Instructions to follow: State only how many lines below include the string "Winnings".

Records from a data collection
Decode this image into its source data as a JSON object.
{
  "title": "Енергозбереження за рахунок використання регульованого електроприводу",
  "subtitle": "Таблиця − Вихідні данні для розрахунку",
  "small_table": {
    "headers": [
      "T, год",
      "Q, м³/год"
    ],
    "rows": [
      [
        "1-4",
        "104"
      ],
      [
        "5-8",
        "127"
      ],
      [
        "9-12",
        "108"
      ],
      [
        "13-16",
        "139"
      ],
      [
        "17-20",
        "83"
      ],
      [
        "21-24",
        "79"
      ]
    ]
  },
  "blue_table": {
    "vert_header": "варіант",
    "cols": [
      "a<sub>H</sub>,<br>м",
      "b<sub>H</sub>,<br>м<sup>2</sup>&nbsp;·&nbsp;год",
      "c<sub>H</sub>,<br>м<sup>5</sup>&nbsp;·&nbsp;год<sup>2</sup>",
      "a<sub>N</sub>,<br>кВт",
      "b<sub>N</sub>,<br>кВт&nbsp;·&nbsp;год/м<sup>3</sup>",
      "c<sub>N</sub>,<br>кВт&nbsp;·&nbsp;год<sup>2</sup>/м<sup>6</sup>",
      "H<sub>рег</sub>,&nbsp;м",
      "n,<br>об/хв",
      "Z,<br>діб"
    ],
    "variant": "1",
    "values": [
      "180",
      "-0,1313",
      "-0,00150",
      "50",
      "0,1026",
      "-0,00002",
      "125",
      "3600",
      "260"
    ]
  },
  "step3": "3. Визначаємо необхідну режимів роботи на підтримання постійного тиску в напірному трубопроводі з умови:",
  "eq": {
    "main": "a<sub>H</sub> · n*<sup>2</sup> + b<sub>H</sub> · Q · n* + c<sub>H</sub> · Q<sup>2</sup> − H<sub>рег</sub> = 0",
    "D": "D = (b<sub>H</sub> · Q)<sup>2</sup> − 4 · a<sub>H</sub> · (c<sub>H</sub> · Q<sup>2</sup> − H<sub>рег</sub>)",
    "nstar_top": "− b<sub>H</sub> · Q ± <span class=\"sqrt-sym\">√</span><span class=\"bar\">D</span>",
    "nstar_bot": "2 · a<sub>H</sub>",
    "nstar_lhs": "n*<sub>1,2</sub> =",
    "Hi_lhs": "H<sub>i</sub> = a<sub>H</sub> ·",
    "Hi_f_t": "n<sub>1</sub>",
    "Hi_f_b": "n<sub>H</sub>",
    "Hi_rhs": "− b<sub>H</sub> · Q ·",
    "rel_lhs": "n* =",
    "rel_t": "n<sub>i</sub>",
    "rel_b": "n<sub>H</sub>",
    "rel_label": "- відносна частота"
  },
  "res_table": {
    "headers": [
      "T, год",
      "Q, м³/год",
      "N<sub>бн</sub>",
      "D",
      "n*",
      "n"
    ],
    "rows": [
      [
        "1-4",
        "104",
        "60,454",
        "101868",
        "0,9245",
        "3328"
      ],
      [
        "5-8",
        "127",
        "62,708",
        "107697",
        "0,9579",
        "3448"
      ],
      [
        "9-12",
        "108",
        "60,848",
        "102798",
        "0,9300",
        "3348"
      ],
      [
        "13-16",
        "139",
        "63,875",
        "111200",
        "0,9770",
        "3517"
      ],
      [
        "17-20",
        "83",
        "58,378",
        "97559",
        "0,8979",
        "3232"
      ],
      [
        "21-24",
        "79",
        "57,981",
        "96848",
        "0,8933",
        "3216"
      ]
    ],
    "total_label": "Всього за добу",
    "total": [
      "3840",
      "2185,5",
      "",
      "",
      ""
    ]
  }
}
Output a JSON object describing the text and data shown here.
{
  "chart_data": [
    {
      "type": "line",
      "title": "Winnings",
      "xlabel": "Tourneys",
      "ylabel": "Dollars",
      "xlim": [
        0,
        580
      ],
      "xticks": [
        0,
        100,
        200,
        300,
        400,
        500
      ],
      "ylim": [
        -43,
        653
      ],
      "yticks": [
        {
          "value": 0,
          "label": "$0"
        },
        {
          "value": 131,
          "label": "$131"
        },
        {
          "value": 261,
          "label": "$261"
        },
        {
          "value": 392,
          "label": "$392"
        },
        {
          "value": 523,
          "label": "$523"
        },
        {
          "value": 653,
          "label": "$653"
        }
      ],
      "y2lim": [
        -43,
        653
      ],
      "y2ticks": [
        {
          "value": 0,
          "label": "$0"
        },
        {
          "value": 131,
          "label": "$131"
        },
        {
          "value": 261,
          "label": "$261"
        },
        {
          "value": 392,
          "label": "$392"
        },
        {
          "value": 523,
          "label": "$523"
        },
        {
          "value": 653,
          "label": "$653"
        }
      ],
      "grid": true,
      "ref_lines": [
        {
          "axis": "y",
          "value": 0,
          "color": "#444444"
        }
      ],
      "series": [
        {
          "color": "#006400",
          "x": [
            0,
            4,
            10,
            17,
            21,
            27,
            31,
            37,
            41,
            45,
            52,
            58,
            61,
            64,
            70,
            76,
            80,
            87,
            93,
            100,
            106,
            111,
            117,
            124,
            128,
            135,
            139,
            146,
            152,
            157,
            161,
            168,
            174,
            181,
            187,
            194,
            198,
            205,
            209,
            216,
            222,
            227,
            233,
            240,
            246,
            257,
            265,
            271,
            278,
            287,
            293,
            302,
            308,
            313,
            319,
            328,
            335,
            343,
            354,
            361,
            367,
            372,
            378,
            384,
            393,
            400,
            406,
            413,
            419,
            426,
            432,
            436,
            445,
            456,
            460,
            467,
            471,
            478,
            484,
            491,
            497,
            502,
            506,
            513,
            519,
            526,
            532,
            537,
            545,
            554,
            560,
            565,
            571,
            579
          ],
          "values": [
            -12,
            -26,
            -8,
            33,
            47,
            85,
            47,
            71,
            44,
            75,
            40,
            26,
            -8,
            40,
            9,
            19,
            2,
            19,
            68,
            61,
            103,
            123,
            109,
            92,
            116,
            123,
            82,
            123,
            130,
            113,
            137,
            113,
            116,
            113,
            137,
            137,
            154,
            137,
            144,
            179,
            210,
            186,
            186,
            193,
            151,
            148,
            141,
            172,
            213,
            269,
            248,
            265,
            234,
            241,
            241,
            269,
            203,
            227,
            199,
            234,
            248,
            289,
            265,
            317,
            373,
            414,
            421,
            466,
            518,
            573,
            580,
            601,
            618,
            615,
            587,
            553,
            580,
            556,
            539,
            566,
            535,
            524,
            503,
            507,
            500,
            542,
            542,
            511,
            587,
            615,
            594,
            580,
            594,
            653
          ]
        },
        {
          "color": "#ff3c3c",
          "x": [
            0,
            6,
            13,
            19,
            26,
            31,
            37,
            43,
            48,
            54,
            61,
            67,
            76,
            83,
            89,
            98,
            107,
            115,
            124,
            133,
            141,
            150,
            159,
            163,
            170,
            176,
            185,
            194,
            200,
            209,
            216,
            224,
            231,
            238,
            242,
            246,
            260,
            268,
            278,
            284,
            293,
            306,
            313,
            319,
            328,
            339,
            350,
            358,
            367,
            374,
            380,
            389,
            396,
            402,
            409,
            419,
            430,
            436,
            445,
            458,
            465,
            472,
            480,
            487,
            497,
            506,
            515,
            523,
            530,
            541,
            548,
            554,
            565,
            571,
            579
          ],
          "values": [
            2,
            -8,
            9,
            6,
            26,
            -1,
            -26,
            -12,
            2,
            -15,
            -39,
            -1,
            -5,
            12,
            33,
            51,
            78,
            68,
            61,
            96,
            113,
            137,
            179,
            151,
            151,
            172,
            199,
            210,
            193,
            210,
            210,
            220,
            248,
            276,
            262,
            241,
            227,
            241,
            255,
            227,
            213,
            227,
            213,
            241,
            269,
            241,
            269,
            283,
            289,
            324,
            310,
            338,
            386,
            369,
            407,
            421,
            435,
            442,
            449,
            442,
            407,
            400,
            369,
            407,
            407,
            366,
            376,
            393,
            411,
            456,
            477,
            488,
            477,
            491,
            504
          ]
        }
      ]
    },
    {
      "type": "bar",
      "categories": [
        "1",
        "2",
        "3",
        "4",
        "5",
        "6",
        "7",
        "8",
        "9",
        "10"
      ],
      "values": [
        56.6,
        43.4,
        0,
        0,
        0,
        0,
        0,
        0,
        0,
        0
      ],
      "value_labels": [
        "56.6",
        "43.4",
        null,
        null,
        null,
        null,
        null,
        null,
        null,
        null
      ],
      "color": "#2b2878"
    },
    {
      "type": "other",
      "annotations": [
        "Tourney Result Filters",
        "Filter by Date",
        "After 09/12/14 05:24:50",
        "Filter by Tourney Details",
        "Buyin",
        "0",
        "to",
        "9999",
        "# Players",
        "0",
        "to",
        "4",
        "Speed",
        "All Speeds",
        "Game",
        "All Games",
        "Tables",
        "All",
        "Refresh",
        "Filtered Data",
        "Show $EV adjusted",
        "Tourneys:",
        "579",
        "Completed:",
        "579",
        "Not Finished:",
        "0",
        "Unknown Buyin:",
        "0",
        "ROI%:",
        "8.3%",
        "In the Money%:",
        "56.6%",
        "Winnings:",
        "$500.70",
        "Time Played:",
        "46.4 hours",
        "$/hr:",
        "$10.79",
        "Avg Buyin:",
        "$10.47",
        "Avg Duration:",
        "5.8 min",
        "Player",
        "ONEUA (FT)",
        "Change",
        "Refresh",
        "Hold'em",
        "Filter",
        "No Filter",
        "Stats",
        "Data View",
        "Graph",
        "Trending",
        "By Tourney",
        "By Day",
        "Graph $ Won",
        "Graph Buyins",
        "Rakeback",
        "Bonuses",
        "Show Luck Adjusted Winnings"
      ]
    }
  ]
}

The answer: 3